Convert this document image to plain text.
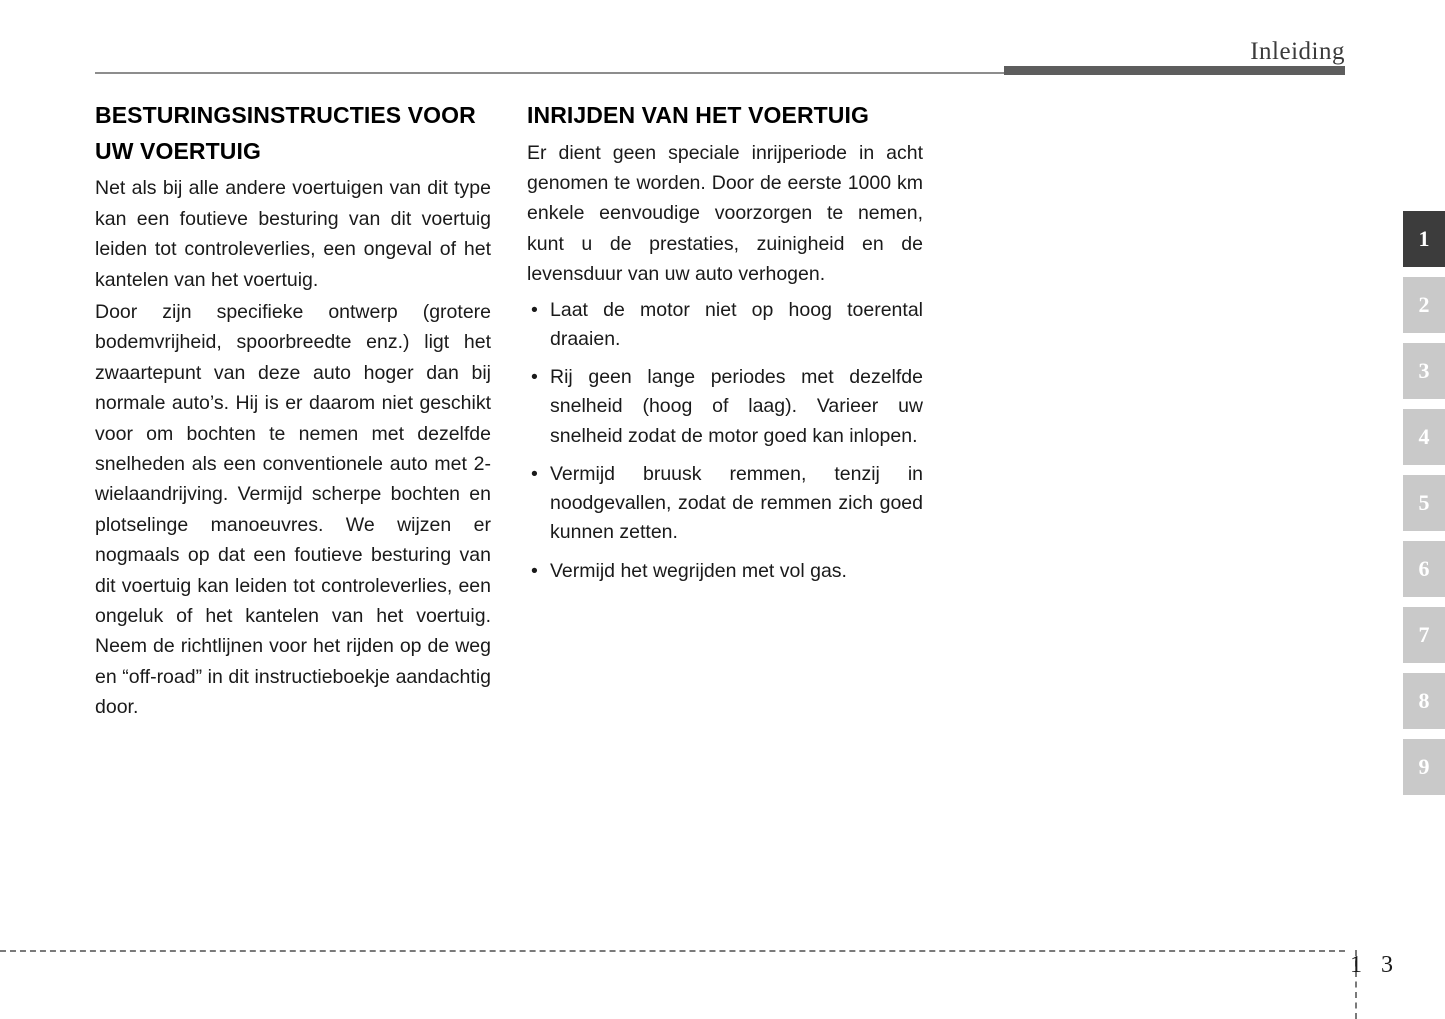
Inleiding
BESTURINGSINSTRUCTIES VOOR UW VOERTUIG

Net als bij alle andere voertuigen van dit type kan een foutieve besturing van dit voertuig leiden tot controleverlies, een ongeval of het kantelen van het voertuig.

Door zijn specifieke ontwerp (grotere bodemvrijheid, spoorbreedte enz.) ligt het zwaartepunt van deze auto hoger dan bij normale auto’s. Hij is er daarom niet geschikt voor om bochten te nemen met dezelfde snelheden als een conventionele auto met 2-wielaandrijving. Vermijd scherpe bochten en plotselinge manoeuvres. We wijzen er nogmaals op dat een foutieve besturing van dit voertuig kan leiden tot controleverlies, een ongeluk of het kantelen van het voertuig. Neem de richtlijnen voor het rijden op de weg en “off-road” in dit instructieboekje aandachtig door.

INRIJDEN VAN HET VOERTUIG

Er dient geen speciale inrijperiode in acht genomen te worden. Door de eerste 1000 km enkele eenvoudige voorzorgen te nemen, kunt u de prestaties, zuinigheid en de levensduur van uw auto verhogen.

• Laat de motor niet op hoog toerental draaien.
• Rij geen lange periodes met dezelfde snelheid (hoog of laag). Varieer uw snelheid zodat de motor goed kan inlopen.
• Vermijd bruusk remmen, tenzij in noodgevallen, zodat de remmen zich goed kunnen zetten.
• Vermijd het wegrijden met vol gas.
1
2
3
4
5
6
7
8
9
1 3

____________

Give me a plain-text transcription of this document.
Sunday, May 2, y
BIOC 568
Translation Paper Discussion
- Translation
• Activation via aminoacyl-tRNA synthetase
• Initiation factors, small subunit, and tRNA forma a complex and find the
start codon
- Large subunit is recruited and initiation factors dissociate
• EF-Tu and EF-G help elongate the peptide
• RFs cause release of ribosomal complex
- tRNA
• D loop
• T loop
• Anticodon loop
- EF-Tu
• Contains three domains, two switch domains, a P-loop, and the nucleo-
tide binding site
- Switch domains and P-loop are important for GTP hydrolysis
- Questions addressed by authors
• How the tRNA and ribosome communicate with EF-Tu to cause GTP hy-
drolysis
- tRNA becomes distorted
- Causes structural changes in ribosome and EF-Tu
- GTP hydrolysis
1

____________

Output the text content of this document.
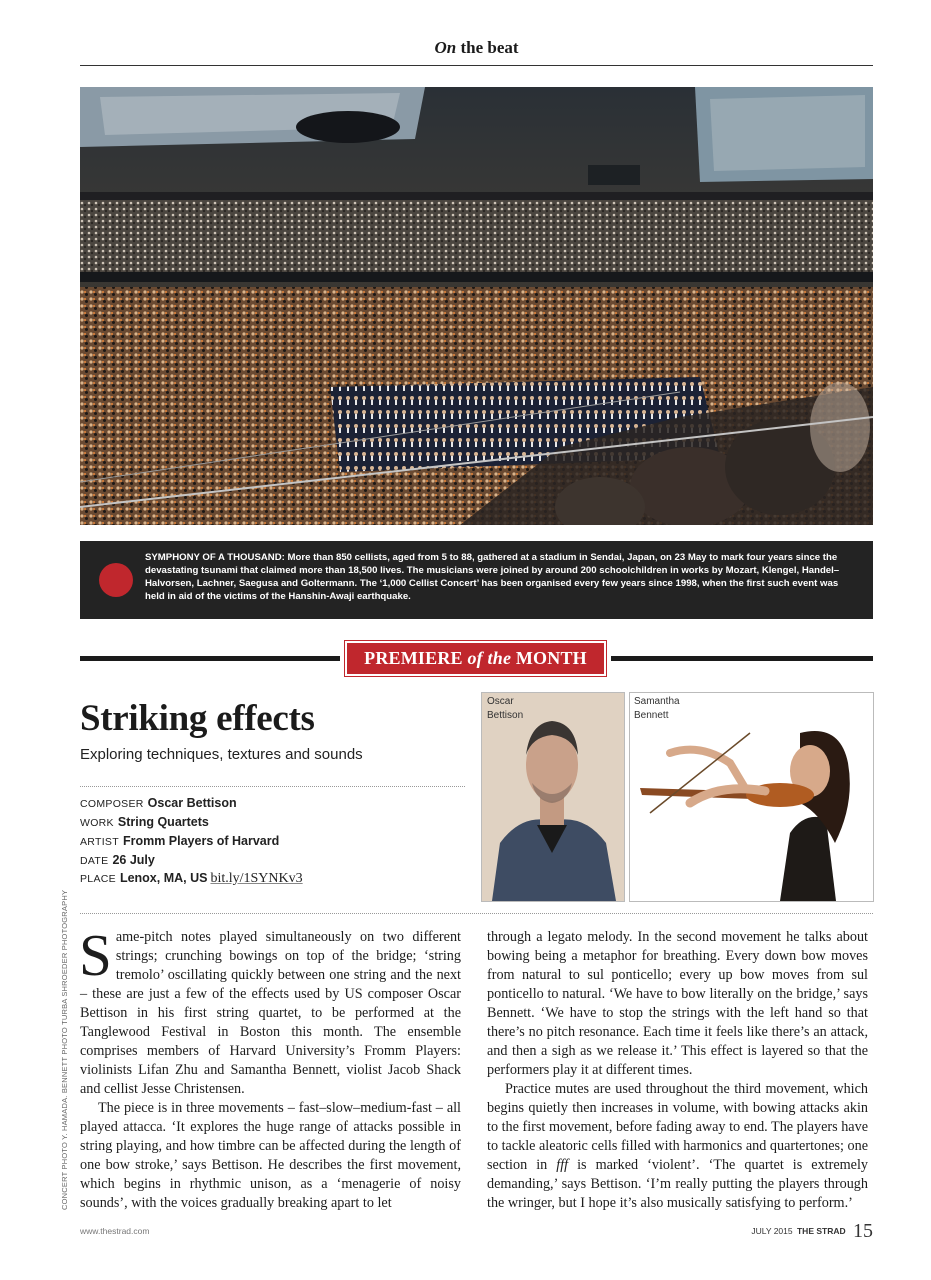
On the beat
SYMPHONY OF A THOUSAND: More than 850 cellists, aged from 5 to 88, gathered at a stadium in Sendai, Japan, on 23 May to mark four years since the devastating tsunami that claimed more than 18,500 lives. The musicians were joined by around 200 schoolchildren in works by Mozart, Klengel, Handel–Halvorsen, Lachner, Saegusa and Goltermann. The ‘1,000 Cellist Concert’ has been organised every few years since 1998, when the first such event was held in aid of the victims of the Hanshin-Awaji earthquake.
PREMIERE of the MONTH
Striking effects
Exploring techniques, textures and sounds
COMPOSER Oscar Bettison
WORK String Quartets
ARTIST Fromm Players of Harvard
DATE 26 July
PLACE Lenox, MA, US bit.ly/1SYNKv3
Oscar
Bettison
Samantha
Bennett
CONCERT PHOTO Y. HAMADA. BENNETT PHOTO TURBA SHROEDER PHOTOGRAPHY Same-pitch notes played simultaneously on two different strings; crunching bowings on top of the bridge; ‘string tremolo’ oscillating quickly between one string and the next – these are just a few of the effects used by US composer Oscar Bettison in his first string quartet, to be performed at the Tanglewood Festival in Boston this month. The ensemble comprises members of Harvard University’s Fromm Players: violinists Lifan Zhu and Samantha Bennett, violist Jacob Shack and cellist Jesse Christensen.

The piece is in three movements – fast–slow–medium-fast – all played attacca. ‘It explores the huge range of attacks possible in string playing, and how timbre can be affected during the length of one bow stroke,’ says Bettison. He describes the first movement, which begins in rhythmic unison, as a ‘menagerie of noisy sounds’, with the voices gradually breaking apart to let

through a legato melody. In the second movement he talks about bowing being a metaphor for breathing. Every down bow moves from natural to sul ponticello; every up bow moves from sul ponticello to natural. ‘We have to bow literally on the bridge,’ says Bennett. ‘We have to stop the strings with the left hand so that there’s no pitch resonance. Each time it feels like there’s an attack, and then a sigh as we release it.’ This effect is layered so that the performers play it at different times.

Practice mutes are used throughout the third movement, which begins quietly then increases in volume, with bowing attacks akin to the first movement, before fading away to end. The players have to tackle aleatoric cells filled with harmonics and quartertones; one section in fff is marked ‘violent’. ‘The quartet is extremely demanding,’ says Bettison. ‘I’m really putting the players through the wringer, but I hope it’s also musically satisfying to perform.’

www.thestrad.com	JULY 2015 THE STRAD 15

____________

**DIRECTIONS FOR THIS TASK**
Where does the string "ribosome" occur in the data above? Copy every line that holds it.

**TASK SOLUTION**
• How the tRNA and ribosome communicate with EF-Tu to cause GTP hy-
- Causes structural changes in ribosome and EF-Tu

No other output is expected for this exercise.